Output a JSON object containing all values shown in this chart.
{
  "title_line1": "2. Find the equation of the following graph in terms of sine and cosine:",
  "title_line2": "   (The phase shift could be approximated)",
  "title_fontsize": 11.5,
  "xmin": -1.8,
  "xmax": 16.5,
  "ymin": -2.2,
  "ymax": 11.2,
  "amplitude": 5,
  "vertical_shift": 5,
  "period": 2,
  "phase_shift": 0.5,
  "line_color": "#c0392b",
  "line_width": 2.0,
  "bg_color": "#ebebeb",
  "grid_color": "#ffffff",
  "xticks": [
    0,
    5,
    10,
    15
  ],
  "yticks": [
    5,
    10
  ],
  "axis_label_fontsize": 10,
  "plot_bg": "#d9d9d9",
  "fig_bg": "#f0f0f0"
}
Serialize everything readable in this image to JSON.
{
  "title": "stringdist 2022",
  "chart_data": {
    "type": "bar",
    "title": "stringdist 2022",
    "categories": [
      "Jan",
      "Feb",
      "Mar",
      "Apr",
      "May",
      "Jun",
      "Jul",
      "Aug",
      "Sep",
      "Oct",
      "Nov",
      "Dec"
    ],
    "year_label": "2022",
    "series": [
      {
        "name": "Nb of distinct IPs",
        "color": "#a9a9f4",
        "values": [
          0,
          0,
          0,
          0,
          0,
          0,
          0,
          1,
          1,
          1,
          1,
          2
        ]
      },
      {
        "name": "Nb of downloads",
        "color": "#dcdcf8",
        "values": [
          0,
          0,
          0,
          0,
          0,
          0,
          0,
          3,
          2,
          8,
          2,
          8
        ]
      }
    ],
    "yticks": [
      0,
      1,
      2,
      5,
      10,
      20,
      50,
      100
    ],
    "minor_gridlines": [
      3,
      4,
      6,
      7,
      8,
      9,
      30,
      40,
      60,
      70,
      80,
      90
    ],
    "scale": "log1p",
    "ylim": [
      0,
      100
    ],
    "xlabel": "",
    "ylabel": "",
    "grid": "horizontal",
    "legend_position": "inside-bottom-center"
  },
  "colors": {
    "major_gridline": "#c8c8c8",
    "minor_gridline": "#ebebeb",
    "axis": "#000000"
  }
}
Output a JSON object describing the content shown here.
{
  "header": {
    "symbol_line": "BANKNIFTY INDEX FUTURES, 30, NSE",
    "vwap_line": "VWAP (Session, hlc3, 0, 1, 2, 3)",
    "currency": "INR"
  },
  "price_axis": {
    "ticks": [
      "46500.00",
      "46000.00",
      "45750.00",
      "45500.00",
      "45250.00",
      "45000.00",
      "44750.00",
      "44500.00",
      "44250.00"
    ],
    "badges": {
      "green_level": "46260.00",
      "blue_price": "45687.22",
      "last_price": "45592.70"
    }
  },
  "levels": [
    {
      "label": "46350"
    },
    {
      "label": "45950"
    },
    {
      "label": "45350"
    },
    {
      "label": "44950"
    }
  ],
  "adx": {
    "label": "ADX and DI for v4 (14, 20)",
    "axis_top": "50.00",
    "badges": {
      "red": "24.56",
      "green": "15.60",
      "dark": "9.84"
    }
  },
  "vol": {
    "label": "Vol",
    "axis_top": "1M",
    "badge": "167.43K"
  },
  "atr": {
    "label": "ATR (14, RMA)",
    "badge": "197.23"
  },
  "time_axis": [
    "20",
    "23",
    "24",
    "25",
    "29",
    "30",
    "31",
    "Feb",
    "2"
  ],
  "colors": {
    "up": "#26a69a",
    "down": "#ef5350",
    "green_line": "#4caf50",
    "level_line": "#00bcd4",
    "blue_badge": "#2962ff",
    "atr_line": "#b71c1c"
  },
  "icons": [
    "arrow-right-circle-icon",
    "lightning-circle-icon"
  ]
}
*****
Produce an exact copy of every entry above.

Output a JSON object containing all values shown in this chart.
{
  "title_line1": "2. Find the equation of the following graph in terms of sine and cosine:",
  "title_line2": "   (The phase shift could be approximated)",
  "title_fontsize": 11.5,
  "xmin": -1.8,
  "xmax": 16.5,
  "ymin": -2.2,
  "ymax": 11.2,
  "amplitude": 5,
  "vertical_shift": 5,
  "period": 2,
  "phase_shift": 0.5,
  "line_color": "#c0392b",
  "line_width": 2.0,
  "bg_color": "#ebebeb",
  "grid_color": "#ffffff",
  "xticks": [
    0,
    5,
    10,
    15
  ],
  "yticks": [
    5,
    10
  ],
  "axis_label_fontsize": 10,
  "plot_bg": "#d9d9d9",
  "fig_bg": "#f0f0f0"
}
Serialize everything readable in this image to JSON.
{
  "title": "stringdist 2022",
  "chart_data": {
    "type": "bar",
    "title": "stringdist 2022",
    "categories": [
      "Jan",
      "Feb",
      "Mar",
      "Apr",
      "May",
      "Jun",
      "Jul",
      "Aug",
      "Sep",
      "Oct",
      "Nov",
      "Dec"
    ],
    "year_label": "2022",
    "series": [
      {
        "name": "Nb of distinct IPs",
        "color": "#a9a9f4",
        "values": [
          0,
          0,
          0,
          0,
          0,
          0,
          0,
          1,
          1,
          1,
          1,
          2
        ]
      },
      {
        "name": "Nb of downloads",
        "color": "#dcdcf8",
        "values": [
          0,
          0,
          0,
          0,
          0,
          0,
          0,
          3,
          2,
          8,
          2,
          8
        ]
      }
    ],
    "yticks": [
      0,
      1,
      2,
      5,
      10,
      20,
      50,
      100
    ],
    "minor_gridlines": [
      3,
      4,
      6,
      7,
      8,
      9,
      30,
      40,
      60,
      70,
      80,
      90
    ],
    "scale": "log1p",
    "ylim": [
      0,
      100
    ],
    "xlabel": "",
    "ylabel": "",
    "grid": "horizontal",
    "legend_position": "inside-bottom-center"
  },
  "colors": {
    "major_gridline": "#c8c8c8",
    "minor_gridline": "#ebebeb",
    "axis": "#000000"
  }
}
Output a JSON object describing the content shown here.
{
  "header": {
    "symbol_line": "BANKNIFTY INDEX FUTURES, 30, NSE",
    "vwap_line": "VWAP (Session, hlc3, 0, 1, 2, 3)",
    "currency": "INR"
  },
  "price_axis": {
    "ticks": [
      "46500.00",
      "46000.00",
      "45750.00",
      "45500.00",
      "45250.00",
      "45000.00",
      "44750.00",
      "44500.00",
      "44250.00"
    ],
    "badges": {
      "green_level": "46260.00",
      "blue_price": "45687.22",
      "last_price": "45592.70"
    }
  },
  "levels": [
    {
      "label": "46350"
    },
    {
      "label": "45950"
    },
    {
      "label": "45350"
    },
    {
      "label": "44950"
    }
  ],
  "adx": {
    "label": "ADX and DI for v4 (14, 20)",
    "axis_top": "50.00",
    "badges": {
      "red": "24.56",
      "green": "15.60",
      "dark": "9.84"
    }
  },
  "vol": {
    "label": "Vol",
    "axis_top": "1M",
    "badge": "167.43K"
  },
  "atr": {
    "label": "ATR (14, RMA)",
    "badge": "197.23"
  },
  "time_axis": [
    "20",
    "23",
    "24",
    "25",
    "29",
    "30",
    "31",
    "Feb",
    "2"
  ],
  "colors": {
    "up": "#26a69a",
    "down": "#ef5350",
    "green_line": "#4caf50",
    "level_line": "#00bcd4",
    "blue_badge": "#2962ff",
    "atr_line": "#b71c1c"
  },
  "icons": [
    "arrow-right-circle-icon",
    "lightning-circle-icon"
  ]
}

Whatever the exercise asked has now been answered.